- [Written exercise]
How many lines in these records hold the string "Yang"? Reply with the number alone.

- [The records]
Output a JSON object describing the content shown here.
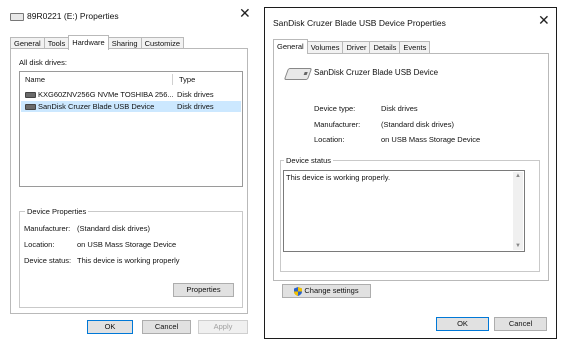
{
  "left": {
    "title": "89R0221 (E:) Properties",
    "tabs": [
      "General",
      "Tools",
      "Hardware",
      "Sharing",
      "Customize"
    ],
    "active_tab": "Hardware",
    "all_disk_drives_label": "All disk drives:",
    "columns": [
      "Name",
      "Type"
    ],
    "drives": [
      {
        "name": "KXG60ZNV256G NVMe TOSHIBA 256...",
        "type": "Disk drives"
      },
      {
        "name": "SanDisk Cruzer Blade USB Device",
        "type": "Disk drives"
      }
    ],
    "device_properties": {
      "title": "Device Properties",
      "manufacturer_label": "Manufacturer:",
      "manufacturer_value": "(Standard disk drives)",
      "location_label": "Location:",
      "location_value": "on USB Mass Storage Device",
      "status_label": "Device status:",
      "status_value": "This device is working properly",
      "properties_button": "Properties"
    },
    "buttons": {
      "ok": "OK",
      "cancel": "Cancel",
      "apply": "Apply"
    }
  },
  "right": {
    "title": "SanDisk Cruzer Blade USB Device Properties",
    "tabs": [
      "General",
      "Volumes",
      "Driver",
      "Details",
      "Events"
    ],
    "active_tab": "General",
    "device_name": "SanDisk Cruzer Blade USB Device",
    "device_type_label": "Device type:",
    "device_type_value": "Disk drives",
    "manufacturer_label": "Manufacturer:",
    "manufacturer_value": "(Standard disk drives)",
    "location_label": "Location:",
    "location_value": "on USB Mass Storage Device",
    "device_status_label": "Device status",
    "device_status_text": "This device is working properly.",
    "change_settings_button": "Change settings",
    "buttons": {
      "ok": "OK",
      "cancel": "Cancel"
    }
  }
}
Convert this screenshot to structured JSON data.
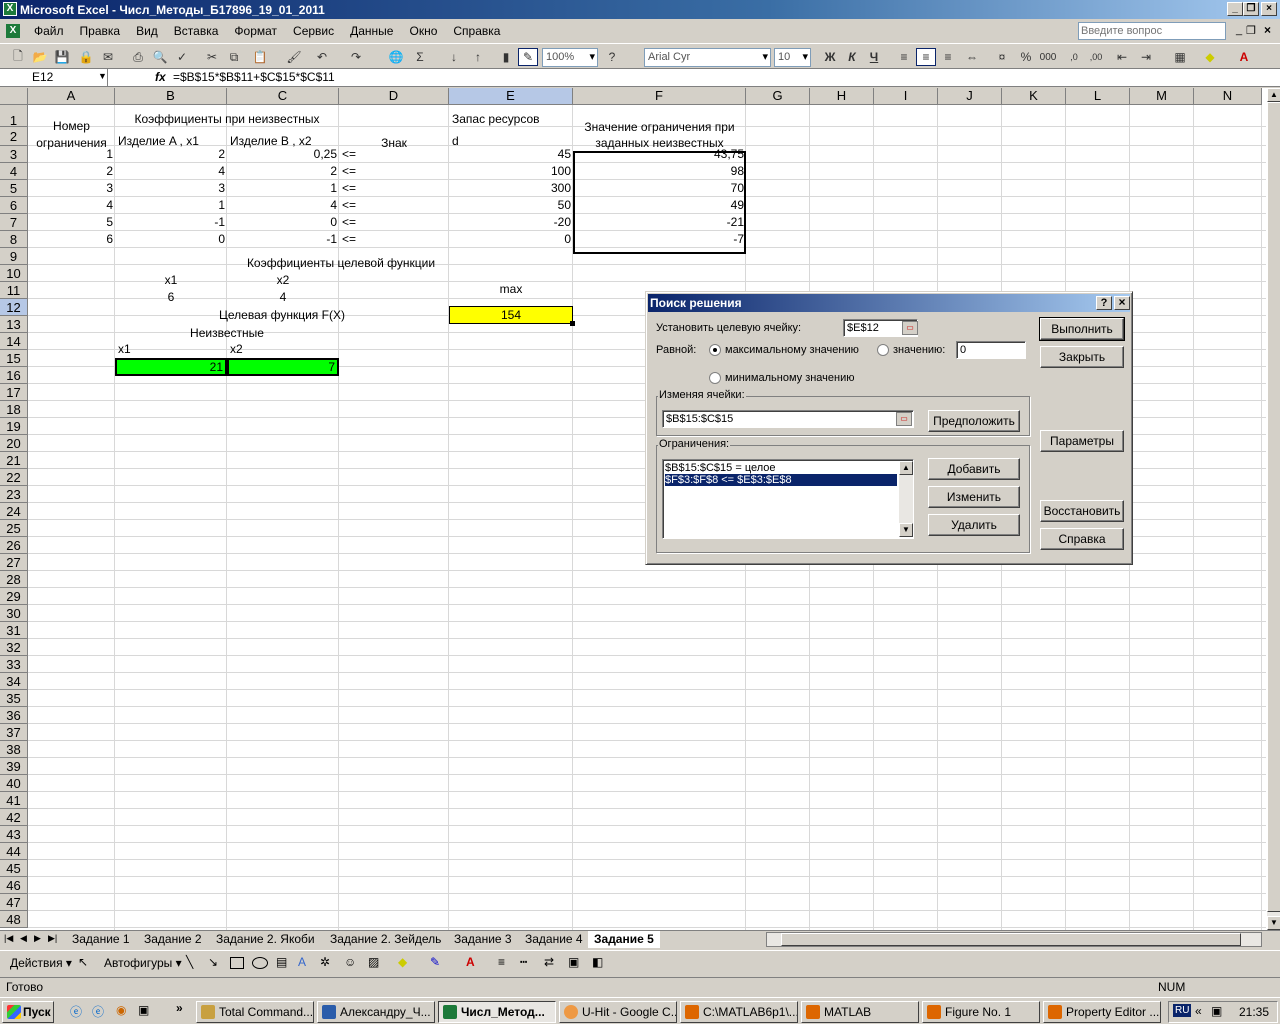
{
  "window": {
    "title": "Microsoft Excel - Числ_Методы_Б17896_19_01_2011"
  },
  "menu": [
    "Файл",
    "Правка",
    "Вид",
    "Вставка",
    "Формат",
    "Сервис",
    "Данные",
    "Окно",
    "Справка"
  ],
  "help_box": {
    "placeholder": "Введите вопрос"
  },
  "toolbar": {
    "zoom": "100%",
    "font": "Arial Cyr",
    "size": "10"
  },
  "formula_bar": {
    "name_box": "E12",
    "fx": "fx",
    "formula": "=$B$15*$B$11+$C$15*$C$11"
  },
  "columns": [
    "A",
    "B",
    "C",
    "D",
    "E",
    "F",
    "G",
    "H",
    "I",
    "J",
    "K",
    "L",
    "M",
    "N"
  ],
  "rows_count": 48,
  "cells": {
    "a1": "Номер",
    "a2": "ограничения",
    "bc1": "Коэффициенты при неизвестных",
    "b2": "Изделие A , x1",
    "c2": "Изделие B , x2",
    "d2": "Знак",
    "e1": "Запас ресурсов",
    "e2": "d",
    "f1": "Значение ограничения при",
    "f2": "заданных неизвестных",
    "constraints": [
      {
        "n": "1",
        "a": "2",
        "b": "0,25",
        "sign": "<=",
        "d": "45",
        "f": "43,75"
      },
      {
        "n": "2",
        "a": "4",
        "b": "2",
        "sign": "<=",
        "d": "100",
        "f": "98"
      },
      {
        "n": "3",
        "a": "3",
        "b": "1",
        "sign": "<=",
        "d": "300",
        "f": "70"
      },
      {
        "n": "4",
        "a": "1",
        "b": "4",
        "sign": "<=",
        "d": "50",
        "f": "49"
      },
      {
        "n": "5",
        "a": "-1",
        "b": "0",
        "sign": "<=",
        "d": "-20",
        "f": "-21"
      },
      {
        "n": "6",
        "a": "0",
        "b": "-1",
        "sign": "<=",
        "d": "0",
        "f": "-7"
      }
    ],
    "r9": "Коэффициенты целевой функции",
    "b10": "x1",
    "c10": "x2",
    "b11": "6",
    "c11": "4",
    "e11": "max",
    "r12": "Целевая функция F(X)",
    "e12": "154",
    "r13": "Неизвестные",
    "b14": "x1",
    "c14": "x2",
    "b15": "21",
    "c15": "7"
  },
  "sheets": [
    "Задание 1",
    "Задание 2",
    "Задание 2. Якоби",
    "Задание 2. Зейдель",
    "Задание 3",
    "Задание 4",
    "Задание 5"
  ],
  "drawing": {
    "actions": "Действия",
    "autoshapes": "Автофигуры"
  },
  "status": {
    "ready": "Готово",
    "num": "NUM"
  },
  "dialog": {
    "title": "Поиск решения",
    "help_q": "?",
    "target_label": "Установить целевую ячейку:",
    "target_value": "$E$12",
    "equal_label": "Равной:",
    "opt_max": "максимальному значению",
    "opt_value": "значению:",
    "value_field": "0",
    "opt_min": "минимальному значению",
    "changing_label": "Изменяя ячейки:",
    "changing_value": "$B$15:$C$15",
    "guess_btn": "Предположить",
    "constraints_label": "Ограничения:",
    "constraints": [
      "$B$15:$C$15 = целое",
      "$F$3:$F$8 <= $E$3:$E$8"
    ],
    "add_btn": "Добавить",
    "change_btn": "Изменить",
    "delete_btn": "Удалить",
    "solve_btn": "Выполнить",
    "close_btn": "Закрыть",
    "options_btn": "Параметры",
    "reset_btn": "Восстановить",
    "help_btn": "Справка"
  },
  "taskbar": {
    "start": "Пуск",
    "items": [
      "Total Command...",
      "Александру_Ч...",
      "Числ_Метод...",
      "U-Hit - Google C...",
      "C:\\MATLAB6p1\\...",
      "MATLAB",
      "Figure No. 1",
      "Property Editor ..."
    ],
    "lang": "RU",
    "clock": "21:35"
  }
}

---

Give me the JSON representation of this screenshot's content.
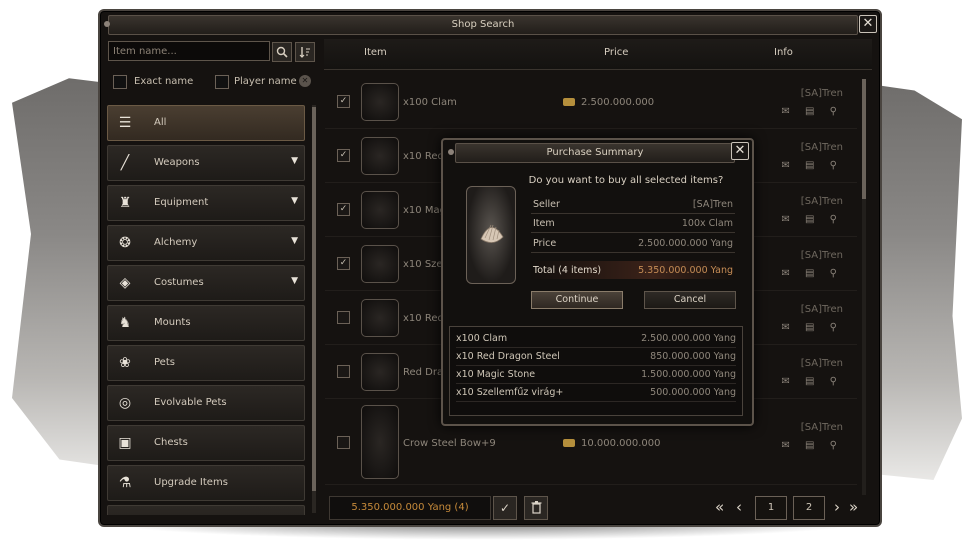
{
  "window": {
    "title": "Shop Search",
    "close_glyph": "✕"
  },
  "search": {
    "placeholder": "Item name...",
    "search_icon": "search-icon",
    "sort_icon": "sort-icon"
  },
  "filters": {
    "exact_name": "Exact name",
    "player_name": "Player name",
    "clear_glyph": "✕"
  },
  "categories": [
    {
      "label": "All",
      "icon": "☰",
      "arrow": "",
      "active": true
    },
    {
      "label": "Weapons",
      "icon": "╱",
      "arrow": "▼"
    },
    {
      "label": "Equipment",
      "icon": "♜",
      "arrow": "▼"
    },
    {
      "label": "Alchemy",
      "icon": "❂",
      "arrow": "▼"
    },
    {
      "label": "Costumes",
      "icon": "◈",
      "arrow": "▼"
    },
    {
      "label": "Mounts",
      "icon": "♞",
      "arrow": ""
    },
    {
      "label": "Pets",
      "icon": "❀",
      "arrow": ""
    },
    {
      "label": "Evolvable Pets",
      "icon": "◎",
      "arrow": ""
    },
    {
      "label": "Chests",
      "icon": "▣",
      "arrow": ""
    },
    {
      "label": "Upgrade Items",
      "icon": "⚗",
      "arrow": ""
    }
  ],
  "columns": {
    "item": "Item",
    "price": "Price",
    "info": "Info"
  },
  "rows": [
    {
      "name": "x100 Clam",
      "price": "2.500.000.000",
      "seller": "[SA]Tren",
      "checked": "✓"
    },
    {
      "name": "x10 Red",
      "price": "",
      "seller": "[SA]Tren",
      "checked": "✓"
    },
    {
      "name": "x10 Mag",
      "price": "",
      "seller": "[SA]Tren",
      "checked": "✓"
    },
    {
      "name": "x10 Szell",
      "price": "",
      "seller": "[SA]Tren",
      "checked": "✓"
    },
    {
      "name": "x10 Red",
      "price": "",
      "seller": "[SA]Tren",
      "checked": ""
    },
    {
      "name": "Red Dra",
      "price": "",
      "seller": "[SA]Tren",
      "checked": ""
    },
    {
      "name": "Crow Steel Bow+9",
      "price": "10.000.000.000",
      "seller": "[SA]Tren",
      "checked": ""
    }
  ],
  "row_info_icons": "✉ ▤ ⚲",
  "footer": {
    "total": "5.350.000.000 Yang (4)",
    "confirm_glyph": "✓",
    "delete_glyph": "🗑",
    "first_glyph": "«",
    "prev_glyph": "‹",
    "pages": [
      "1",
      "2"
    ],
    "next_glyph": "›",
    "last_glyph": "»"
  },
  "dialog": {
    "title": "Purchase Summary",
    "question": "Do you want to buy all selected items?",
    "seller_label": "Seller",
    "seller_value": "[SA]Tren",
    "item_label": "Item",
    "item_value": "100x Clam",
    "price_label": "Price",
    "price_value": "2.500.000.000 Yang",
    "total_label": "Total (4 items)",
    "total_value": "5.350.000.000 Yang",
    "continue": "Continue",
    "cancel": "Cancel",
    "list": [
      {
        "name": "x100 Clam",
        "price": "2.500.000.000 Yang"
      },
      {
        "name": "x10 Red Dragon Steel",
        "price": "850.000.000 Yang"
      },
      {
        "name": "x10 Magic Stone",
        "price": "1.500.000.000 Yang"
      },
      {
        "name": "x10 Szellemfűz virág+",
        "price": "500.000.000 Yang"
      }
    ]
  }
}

---

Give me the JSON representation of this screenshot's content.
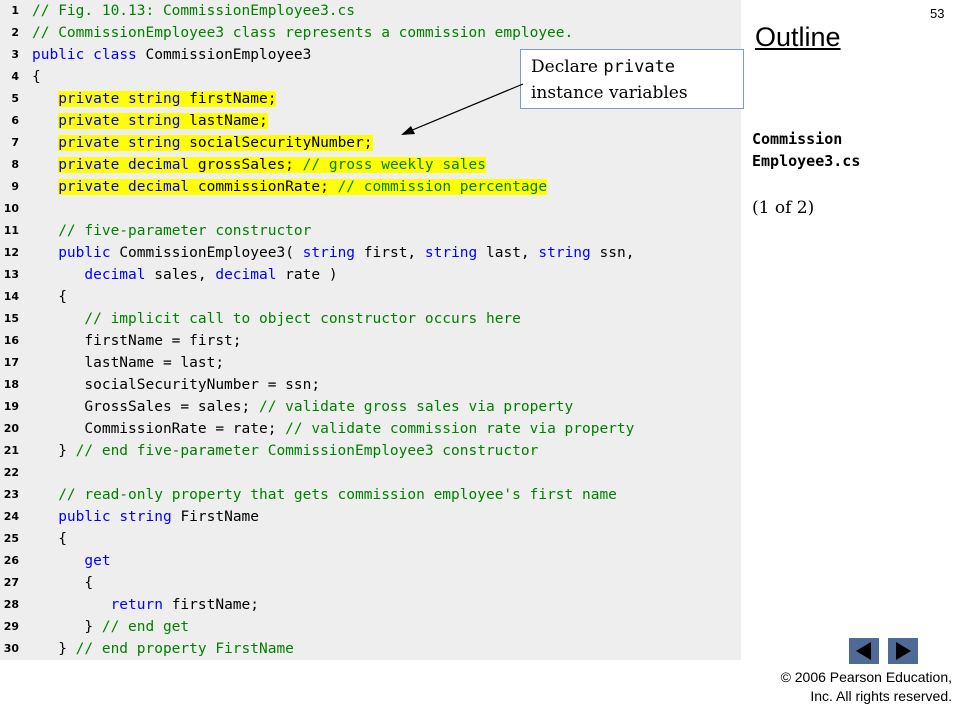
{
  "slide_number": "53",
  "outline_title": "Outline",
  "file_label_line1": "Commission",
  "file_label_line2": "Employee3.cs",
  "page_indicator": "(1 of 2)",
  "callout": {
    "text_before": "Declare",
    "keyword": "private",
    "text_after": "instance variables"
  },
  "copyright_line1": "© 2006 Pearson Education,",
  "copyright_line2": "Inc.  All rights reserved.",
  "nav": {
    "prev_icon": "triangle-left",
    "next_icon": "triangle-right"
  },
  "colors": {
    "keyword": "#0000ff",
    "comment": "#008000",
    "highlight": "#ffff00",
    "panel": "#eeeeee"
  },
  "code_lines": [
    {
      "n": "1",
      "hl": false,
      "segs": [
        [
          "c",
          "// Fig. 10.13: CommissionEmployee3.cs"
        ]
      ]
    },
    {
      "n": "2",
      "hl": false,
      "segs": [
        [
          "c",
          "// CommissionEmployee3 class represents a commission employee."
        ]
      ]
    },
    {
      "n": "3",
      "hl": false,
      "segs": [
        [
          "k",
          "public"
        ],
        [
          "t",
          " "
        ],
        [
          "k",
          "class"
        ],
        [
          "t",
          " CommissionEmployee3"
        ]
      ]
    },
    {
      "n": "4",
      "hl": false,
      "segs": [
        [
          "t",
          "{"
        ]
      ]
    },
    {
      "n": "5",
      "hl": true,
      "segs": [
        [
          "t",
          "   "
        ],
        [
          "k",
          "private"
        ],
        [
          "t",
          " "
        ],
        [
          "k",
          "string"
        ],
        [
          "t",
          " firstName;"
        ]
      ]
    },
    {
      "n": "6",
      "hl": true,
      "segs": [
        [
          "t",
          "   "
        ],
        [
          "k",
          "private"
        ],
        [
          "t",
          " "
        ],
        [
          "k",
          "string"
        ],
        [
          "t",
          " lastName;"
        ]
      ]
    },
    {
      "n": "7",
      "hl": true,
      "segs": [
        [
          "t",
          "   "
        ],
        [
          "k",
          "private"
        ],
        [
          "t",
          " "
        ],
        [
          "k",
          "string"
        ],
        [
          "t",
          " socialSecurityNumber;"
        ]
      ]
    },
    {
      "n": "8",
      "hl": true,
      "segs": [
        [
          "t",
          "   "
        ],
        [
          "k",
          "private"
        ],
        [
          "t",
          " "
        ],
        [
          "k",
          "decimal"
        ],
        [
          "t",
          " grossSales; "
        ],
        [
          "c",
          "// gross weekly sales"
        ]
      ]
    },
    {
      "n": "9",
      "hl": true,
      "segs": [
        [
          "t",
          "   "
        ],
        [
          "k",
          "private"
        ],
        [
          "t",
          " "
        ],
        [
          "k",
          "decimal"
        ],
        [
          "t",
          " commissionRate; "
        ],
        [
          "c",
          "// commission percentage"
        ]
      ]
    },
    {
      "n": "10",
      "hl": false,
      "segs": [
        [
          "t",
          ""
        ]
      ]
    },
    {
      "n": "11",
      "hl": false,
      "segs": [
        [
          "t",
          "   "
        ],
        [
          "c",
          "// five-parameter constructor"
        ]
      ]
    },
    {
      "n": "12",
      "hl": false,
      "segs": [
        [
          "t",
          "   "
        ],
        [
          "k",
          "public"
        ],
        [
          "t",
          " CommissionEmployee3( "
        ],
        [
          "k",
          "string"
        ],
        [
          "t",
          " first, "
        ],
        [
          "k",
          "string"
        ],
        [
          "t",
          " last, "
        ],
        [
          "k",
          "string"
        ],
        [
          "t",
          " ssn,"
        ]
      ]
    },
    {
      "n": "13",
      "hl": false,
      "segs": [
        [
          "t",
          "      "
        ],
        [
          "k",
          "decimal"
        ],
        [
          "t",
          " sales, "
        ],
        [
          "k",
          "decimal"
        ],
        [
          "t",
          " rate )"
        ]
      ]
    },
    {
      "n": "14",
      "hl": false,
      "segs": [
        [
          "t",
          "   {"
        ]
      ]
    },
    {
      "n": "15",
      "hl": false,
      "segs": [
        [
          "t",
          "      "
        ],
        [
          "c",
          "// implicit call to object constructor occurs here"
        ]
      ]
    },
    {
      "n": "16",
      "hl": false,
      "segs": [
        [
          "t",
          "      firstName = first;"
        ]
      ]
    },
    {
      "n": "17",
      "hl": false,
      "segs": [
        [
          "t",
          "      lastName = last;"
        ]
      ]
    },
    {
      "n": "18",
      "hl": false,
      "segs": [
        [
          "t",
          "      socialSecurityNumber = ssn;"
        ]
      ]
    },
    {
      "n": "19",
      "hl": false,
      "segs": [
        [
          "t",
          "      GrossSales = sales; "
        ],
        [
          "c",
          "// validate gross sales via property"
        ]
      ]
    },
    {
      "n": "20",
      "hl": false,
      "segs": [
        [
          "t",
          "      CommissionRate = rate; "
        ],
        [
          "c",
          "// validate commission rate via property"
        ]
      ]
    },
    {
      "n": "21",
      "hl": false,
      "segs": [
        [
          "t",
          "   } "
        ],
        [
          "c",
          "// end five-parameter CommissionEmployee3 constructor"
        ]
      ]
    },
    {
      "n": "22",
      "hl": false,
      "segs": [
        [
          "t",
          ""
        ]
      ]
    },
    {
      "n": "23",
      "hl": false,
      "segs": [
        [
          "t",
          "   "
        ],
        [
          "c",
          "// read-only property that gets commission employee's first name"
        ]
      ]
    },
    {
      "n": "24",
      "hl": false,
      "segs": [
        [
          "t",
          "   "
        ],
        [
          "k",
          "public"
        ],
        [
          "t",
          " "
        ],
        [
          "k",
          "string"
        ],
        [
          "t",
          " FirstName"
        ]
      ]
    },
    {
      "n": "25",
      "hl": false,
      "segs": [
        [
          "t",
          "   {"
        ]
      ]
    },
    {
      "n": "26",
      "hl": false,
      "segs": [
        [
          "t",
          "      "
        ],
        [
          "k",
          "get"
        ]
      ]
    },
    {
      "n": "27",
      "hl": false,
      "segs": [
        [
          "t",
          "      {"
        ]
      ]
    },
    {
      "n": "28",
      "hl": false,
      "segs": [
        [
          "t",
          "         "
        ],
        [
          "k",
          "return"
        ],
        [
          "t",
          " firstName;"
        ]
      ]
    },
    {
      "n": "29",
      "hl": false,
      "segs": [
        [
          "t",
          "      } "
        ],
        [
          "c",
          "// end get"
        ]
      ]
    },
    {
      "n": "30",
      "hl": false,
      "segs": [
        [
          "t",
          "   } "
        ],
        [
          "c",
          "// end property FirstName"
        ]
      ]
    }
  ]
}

- [The solution]
7